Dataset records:

-- Begin --

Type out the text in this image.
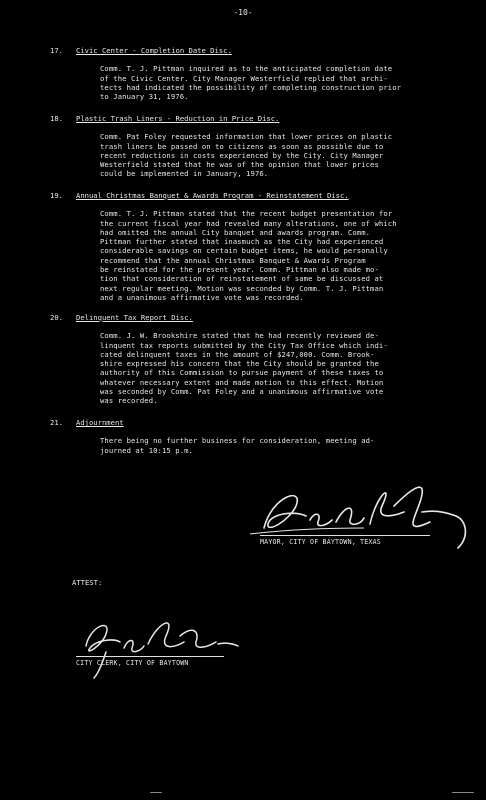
-10-
17.	Civic Center - Completion Date Disc.
Comm. T. J. Pittman inquired as to the anticipated completion date
of the Civic Center. City Manager Westerfield replied that archi-
tects had indicated the possibility of completing construction prior
to January 31, 1976.
18.	Plastic Trash Liners - Reduction in Price Disc.
Comm. Pat Foley requested information that lower prices on plastic
trash liners be passed on to citizens as soon as possible due to
recent reductions in costs experienced by the City. City Manager
Westerfield stated that he was of the opinion that lower prices
could be implemented in January, 1976.
19.	Annual Christmas Banquet & Awards Program - Reinstatement Disc.
Comm. T. J. Pittman stated that the recent budget presentation for
the current fiscal year had revealed many alterations, one of which
had omitted the annual City banquet and awards program. Comm.
Pittman further stated that inasmuch as the City had experienced
considerable savings on certain budget items, he would personally
recommend that the annual Christmas Banquet & Awards Program
be reinstated for the present year. Comm. Pittman also made mo-
tion that consideration of reinstatement of same be discussed at
next regular meeting. Motion was seconded by Comm. T. J. Pittman
and a unanimous affirmative vote was recorded.
20.	Delinquent Tax Report Disc.
Comm. J. W. Brookshire stated that he had recently reviewed de-
linquent tax reports submitted by the City Tax Office which indi-
cated delinquent taxes in the amount of $247,000. Comm. Brook-
shire expressed his concern that the City should be granted the
authority of this Commission to pursue payment of these taxes to
whatever necessary extent and made motion to this effect. Motion
was seconded by Comm. Pat Foley and a unanimous affirmative vote
was recorded.
21.	Adjournment
There being no further business for consideration, meeting ad-
journed at 10:15 p.m.
MAYOR, CITY OF BAYTOWN, TEXAS
ATTEST:
CITY CLERK, CITY OF BAYTOWN
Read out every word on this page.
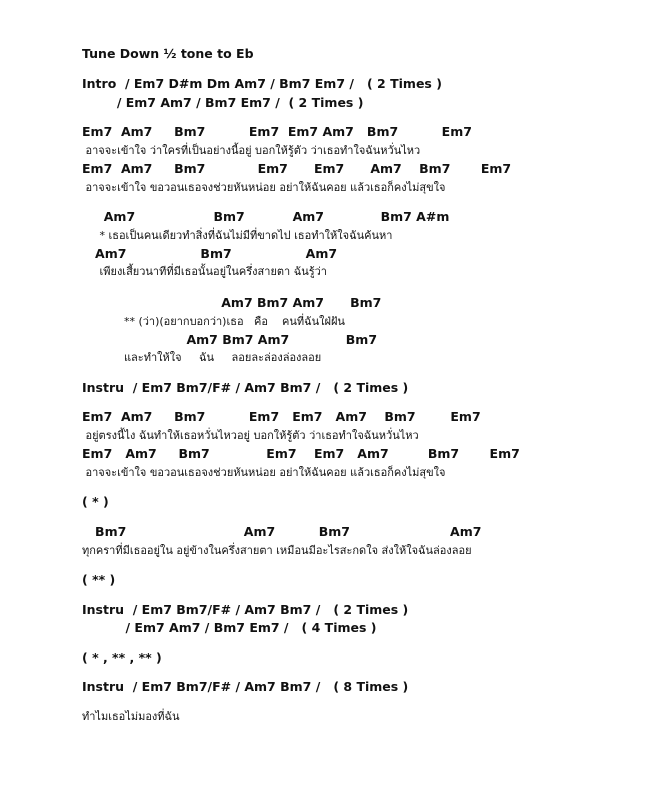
Tune Down ½ tone to Eb
Intro  / Em7 D#m Dm Am7 / Bm7 Em7 /   ( 2 Times )
/ Em7 Am7 / Bm7 Em7 /  ( 2 Times )
Em7  Am7     Bm7          Em7  Em7 Am7   Bm7          Em7
อาจจะเข้าใจ ว่าใครที่เป็นอย่างนี้อยู่ บอกให้รู้ตัว ว่าเธอทำใจฉันหวั่นไหว
Em7  Am7     Bm7            Em7      Em7      Am7    Bm7       Em7
อาจจะเข้าใจ ขอวอนเธอจงช่วยหันหน่อย อย่าให้ฉันคอย แล้วเธอก็คงไม่สุขใจ
Am7                  Bm7           Am7             Bm7 A#m
* เธอเป็นคนเดียวทำสิ่งที่ฉันไม่มีที่ขาดไป เธอทำให้ใจฉันค้นหา
Am7                 Bm7                 Am7
เพียงเสี้ยวนาทีที่มีเธอนั้นอยู่ในครึ่งสายตา ฉันรู้ว่า
Am7 Bm7 Am7      Bm7
** (ว่า)(อยากบอกว่า)เธอ   คือ    คนที่ฉันใฝ่ฝัน
Am7 Bm7 Am7             Bm7
และทำให้ใจ     ฉัน     ลอยละล่องล่องลอย
Instru  / Em7 Bm7/F# / Am7 Bm7 /   ( 2 Times )
Em7  Am7     Bm7          Em7   Em7   Am7    Bm7        Em7
อยู่ตรงนี้ไง ฉันทำให้เธอหวั่นไหวอยู่ บอกให้รู้ตัว ว่าเธอทำใจฉันหวั่นไหว
Em7   Am7     Bm7             Em7    Em7   Am7         Bm7       Em7
อาจจะเข้าใจ ขอวอนเธอจงช่วยหันหน่อย อย่าให้ฉันคอย แล้วเธอก็คงไม่สุขใจ
( * )
Bm7                           Am7          Bm7                       Am7
ทุกคราที่มีเธออยู่ใน อยู่ข้างในครึ่งสายตา เหมือนมีอะไรสะกดใจ ส่งให้ใจฉันล่องลอย
( ** )
Instru  / Em7 Bm7/F# / Am7 Bm7 /   ( 2 Times )
/ Em7 Am7 / Bm7 Em7 /   ( 4 Times )
( * , ** , ** )
Instru  / Em7 Bm7/F# / Am7 Bm7 /   ( 8 Times )
ทำไมเธอไม่มองที่ฉัน
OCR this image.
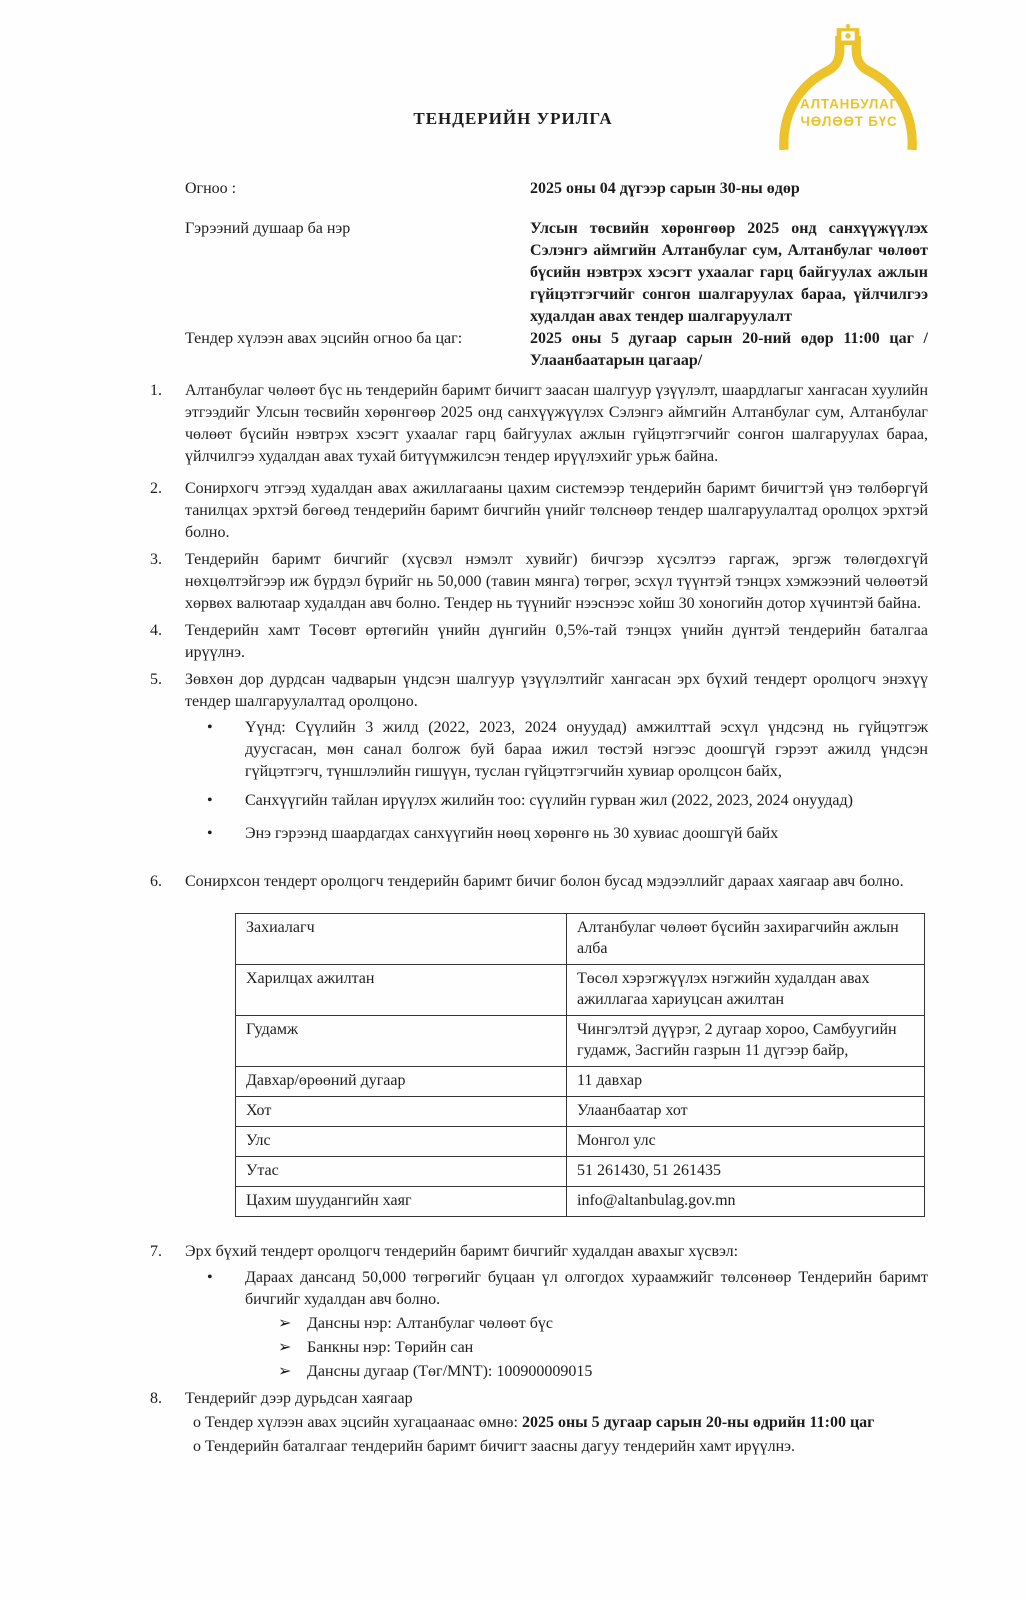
ТЕНДЕРИЙН УРИЛГА
АЛТАНБУЛАГ
ЧӨЛӨӨТ БҮС
Огноо :	2025 оны 04 дүгээр сарын 30-ны өдөр
Гэрээний душаар ба нэр	Улсын төсвийн хөрөнгөөр 2025 онд санхүүжүүлэх Сэлэнгэ аймгийн Алтанбулаг сум, Алтанбулаг чөлөөт бүсийн нэвтрэх хэсэгт ухаалаг гарц байгуулах ажлын гүйцэтгэгчийг сонгон шалгаруулах бараа, үйлчилгээ худалдан авах тендер шалгаруулалт
Тендер хүлээн авах эцсийн огноо ба цаг:	2025 оны 5 дугаар сарын 20-ний өдөр 11:00 цаг /Улаанбаатарын цагаар/
1.	Алтанбулаг чөлөөт бүс нь тендерийн баримт бичигт заасан шалгуур үзүүлэлт, шаардлагыг хангасан хуулийн этгээдийг Улсын төсвийн хөрөнгөөр 2025 онд санхүүжүүлэх Сэлэнгэ аймгийн Алтанбулаг сум, Алтанбулаг чөлөөт бүсийн нэвтрэх хэсэгт ухаалаг гарц байгуулах ажлын гүйцэтгэгчийг сонгон шалгаруулах бараа, үйлчилгээ худалдан авах тухай битүүмжилсэн тендер ирүүлэхийг урьж байна.
2.	Сонирхогч этгээд худалдан авах ажиллагааны цахим системээр тендерийн баримт бичигтэй үнэ төлбөргүй танилцах эрхтэй бөгөөд тендерийн баримт бичгийн үнийг төлснөөр тендер шалгаруулалтад оролцох эрхтэй болно.
3.	Тендерийн баримт бичгийг (хүсвэл нэмэлт хувийг) бичгээр хүсэлтээ гаргаж, эргэж төлөгдөхгүй нөхцөлтэйгээр иж бүрдэл бүрийг нь 50,000 (тавин мянга) төгрөг, эсхүл түүнтэй тэнцэх хэмжээний чөлөөтэй хөрвөх валютаар худалдан авч болно. Тендер нь түүнийг нээснээс хойш 30 хоногийн дотор хүчинтэй байна.
4.	Тендерийн хамт Төсөвт өртөгийн үнийн дүнгийн 0,5%-тай тэнцэх үнийн дүнтэй тендерийн баталгаа ирүүлнэ.
5.	Зөвхөн дор дурдсан чадварын үндсэн шалгуур үзүүлэлтийг хангасан эрх бүхий тендерт оролцогч энэхүү тендер шалгаруулалтад оролцоно.
•	Үүнд: Сүүлийн 3 жилд (2022, 2023, 2024 онуудад) амжилттай эсхүл үндсэнд нь гүйцэтгэж дуусгасан, мөн санал болгож буй бараа ижил төстэй нэгээс доошгүй гэрээт ажилд үндсэн гүйцэтгэгч, түншлэлийн гишүүн, туслан гүйцэтгэгчийн хувиар оролцсон байх,
•	Санхүүгийн тайлан ирүүлэх жилийн тоо: сүүлийн гурван жил (2022, 2023, 2024 онуудад)
•	Энэ гэрээнд шаардагдах санхүүгийн нөөц хөрөнгө нь 30 хувиас доошгүй байх
6.	Сонирхсон тендерт оролцогч тендерийн баримт бичиг болон бусад мэдээллийг дараах хаягаар авч болно.
Захиалагч	Алтанбулаг чөлөөт бүсийн захирагчийн ажлын алба
Харилцах ажилтан	Төсөл хэрэгжүүлэх нэгжийн худалдан авах ажиллагаа хариуцсан ажилтан
Гудамж	Чингэлтэй дүүрэг, 2 дугаар хороо, Самбуугийн гудамж, Засгийн газрын 11 дүгээр байр,
Давхар/өрөөний дугаар	11 давхар
Хот	Улаанбаатар хот
Улс	Монгол улс
Утас	51 261430, 51 261435
Цахим шуудангийн хаяг	info@altanbulag.gov.mn
7.	Эрх бүхий тендерт оролцогч тендерийн баримт бичгийг худалдан авахыг хүсвэл:
•	Дараах дансанд 50,000 төгрөгийг буцаан үл олгогдох хураамжийг төлсөнөөр Тендерийн баримт бичгийг худалдан авч болно.
➢ Дансны нэр: Алтанбулаг чөлөөт бүс
➢ Банкны нэр: Төрийн сан
➢ Дансны дугаар (Төг/MNT): 100900009015
8.	Тендерийг дээр дурьдсан хаягаар
о Тендер хүлээн авах эцсийн хугацаанаас өмнө: 2025 оны 5 дугаар сарын 20-ны өдрийн 11:00 цаг
о Тендерийн баталгааг тендерийн баримт бичигт заасны дагуу тендерийн хамт ирүүлнэ.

-- End --

### What is being asked
Read the entries above, then pull out the lines that include "байх".

### Completed exercise
•	Үүнд: Сүүлийн 3 жилд (2022, 2023, 2024 онуудад) амжилттай эсхүл үндсэнд нь гүйцэтгэж дуусгасан, мөн санал болгож буй бараа ижил төстэй нэгээс доошгүй гэрээт ажилд үндсэн гүйцэтгэгч, түншлэлийн гишүүн, туслан гүйцэтгэгчийн хувиар оролцсон байх,
•	Энэ гэрээнд шаардагдах санхүүгийн нөөц хөрөнгө нь 30 хувиас доошгүй байх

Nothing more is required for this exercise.